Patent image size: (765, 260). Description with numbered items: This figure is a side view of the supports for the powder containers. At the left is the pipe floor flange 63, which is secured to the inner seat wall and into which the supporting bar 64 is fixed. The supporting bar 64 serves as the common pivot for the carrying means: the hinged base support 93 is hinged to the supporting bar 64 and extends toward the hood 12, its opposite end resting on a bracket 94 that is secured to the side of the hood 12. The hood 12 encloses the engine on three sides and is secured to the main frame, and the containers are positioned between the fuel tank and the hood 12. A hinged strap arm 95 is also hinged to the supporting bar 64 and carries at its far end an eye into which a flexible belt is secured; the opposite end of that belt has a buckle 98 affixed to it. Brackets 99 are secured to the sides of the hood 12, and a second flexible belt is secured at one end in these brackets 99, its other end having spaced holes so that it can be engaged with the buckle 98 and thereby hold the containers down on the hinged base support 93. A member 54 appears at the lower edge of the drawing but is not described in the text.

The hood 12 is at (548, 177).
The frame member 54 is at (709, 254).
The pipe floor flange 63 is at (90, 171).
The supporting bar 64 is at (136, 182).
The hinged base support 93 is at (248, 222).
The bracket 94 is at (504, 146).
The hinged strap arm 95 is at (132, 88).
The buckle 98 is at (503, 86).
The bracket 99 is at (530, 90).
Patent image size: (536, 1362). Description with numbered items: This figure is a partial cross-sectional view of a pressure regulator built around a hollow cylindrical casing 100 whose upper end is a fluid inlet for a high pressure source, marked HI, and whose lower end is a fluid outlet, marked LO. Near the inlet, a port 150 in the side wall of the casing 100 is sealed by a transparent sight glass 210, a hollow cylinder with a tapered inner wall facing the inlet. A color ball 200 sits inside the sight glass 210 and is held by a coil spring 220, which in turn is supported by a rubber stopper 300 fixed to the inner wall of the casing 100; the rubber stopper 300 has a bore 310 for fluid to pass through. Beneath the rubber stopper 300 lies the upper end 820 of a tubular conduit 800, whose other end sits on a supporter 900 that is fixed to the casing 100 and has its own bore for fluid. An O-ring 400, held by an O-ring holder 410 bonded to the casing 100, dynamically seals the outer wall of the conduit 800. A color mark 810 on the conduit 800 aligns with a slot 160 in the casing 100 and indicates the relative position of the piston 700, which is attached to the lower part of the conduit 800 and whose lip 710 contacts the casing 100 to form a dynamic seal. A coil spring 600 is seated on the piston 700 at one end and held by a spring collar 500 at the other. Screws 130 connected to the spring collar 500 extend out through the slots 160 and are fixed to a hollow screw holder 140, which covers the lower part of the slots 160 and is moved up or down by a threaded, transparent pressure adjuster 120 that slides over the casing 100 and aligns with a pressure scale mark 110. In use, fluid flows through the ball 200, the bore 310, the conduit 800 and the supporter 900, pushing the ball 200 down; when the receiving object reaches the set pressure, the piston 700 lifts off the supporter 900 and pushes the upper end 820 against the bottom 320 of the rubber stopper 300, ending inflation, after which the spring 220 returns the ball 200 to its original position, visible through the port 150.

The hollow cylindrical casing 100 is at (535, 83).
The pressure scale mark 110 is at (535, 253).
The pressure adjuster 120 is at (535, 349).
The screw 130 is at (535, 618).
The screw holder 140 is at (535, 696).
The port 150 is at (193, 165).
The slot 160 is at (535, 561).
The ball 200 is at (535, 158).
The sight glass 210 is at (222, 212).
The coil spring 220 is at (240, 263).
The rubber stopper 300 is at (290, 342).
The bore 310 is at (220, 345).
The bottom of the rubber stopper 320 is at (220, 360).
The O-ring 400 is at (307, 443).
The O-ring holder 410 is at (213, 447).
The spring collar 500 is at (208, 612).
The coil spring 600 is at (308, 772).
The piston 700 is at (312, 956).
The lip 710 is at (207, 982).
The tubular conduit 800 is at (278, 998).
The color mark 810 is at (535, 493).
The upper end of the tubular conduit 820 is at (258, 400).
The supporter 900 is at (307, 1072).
· · · · ·
# [WRITTEN INSTRUCTION]
Revise all of the entries above by replacing "Patent image size" with "Drawing dimensions". Leave everything else unchanged.

# [REPLY]
Drawing dimensions: (765, 260). Description with numbered items: This figure is a side view of the supports for the powder containers. At the left is the pipe floor flange 63, which is secured to the inner seat wall and into which the supporting bar 64 is fixed. The supporting bar 64 serves as the common pivot for the carrying means: the hinged base support 93 is hinged to the supporting bar 64 and extends toward the hood 12, its opposite end resting on a bracket 94 that is secured to the side of the hood 12. The hood 12 encloses the engine on three sides and is secured to the main frame, and the containers are positioned between the fuel tank and the hood 12. A hinged strap arm 95 is also hinged to the supporting bar 64 and carries at its far end an eye into which a flexible belt is secured; the opposite end of that belt has a buckle 98 affixed to it. Brackets 99 are secured to the sides of the hood 12, and a second flexible belt is secured at one end in these brackets 99, its other end having spaced holes so that it can be engaged with the buckle 98 and thereby hold the containers down on the hinged base support 93. A member 54 appears at the lower edge of the drawing but is not described in the text.

The hood 12 is at (548, 177).
The frame member 54 is at (709, 254).
The pipe floor flange 63 is at (90, 171).
The supporting bar 64 is at (136, 182).
The hinged base support 93 is at (248, 222).
The bracket 94 is at (504, 146).
The hinged strap arm 95 is at (132, 88).
The buckle 98 is at (503, 86).
The bracket 99 is at (530, 90).
Drawing dimensions: (536, 1362). Description with numbered items: This figure is a partial cross-sectional view of a pressure regulator built around a hollow cylindrical casing 100 whose upper end is a fluid inlet for a high pressure source, marked HI, and whose lower end is a fluid outlet, marked LO. Near the inlet, a port 150 in the side wall of the casing 100 is sealed by a transparent sight glass 210, a hollow cylinder with a tapered inner wall facing the inlet. A color ball 200 sits inside the sight glass 210 and is held by a coil spring 220, which in turn is supported by a rubber stopper 300 fixed to the inner wall of the casing 100; the rubber stopper 300 has a bore 310 for fluid to pass through. Beneath the rubber stopper 300 lies the upper end 820 of a tubular conduit 800, whose other end sits on a supporter 900 that is fixed to the casing 100 and has its own bore for fluid. An O-ring 400, held by an O-ring holder 410 bonded to the casing 100, dynamically seals the outer wall of the conduit 800. A color mark 810 on the conduit 800 aligns with a slot 160 in the casing 100 and indicates the relative position of the piston 700, which is attached to the lower part of the conduit 800 and whose lip 710 contacts the casing 100 to form a dynamic seal. A coil spring 600 is seated on the piston 700 at one end and held by a spring collar 500 at the other. Screws 130 connected to the spring collar 500 extend out through the slots 160 and are fixed to a hollow screw holder 140, which covers the lower part of the slots 160 and is moved up or down by a threaded, transparent pressure adjuster 120 that slides over the casing 100 and aligns with a pressure scale mark 110. In use, fluid flows through the ball 200, the bore 310, the conduit 800 and the supporter 900, pushing the ball 200 down; when the receiving object reaches the set pressure, the piston 700 lifts off the supporter 900 and pushes the upper end 820 against the bottom 320 of the rubber stopper 300, ending inflation, after which the spring 220 returns the ball 200 to its original position, visible through the port 150.

The hollow cylindrical casing 100 is at (535, 83).
The pressure scale mark 110 is at (535, 253).
The pressure adjuster 120 is at (535, 349).
The screw 130 is at (535, 618).
The screw holder 140 is at (535, 696).
The port 150 is at (193, 165).
The slot 160 is at (535, 561).
The ball 200 is at (535, 158).
The sight glass 210 is at (222, 212).
The coil spring 220 is at (240, 263).
The rubber stopper 300 is at (290, 342).
The bore 310 is at (220, 345).
The bottom of the rubber stopper 320 is at (220, 360).
The O-ring 400 is at (307, 443).
The O-ring holder 410 is at (213, 447).
The spring collar 500 is at (208, 612).
The coil spring 600 is at (308, 772).
The piston 700 is at (312, 956).
The lip 710 is at (207, 982).
The tubular conduit 800 is at (278, 998).
The color mark 810 is at (535, 493).
The upper end of the tubular conduit 820 is at (258, 400).
The supporter 900 is at (307, 1072).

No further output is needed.